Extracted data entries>
───

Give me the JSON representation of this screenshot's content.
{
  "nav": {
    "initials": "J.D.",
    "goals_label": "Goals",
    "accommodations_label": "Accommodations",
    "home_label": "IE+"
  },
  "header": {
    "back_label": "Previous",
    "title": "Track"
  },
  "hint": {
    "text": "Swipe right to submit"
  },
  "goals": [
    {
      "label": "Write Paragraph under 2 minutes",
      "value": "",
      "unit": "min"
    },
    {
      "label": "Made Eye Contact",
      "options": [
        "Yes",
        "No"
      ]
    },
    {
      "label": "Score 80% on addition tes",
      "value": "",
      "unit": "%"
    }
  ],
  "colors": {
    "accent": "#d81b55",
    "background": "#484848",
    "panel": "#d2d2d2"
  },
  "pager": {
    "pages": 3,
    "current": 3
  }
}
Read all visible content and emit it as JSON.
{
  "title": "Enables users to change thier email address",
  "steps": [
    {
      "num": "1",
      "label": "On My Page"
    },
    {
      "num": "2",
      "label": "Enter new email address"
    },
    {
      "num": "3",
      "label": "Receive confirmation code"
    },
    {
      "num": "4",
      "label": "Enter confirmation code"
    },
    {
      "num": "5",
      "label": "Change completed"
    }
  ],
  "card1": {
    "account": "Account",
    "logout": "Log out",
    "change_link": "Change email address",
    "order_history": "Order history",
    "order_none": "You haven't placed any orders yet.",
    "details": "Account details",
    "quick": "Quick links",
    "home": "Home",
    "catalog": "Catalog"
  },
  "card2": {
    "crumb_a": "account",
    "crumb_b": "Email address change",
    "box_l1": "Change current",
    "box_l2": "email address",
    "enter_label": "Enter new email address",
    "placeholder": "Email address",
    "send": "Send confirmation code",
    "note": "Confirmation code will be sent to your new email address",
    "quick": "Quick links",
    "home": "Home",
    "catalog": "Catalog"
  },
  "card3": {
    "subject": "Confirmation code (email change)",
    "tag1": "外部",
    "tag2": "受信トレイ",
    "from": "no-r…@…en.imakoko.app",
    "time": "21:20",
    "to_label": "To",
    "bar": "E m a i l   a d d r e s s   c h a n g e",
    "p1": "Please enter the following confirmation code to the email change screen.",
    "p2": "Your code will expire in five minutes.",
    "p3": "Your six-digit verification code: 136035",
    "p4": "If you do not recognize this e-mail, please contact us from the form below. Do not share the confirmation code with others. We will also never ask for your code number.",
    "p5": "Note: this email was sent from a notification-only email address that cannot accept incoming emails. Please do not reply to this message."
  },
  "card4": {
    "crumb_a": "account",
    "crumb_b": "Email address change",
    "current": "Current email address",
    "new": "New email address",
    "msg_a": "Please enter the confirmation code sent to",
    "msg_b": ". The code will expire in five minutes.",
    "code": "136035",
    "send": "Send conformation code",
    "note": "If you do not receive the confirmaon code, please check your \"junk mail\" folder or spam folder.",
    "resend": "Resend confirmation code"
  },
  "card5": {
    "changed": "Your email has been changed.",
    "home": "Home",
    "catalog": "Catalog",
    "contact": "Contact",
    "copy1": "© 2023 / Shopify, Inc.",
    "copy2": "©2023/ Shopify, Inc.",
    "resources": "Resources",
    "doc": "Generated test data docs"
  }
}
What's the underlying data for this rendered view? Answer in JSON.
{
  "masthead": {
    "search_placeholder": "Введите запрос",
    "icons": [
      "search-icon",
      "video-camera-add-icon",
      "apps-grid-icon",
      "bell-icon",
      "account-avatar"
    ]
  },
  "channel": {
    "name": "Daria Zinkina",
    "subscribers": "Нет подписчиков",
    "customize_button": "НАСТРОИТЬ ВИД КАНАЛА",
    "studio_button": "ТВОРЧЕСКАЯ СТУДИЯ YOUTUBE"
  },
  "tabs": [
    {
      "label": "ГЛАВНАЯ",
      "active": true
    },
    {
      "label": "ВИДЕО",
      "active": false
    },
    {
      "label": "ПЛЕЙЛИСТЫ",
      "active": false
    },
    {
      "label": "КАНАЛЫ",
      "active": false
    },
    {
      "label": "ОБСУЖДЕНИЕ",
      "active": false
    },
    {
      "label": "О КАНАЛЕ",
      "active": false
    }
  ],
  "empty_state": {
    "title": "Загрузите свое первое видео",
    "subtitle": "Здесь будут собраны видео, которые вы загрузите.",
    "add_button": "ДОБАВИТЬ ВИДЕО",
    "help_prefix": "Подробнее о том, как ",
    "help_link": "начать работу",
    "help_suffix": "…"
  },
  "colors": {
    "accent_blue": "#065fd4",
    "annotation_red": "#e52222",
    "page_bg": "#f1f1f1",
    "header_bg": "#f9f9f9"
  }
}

───

DO THIS> Within the material above, find the lines that contain the word "JSON"; copy them.

RESULT FOR THIS EXERCISE>
Give me the JSON representation of this screenshot's content.
Read all visible content and emit it as JSON.
What's the underlying data for this rendered view? Answer in JSON.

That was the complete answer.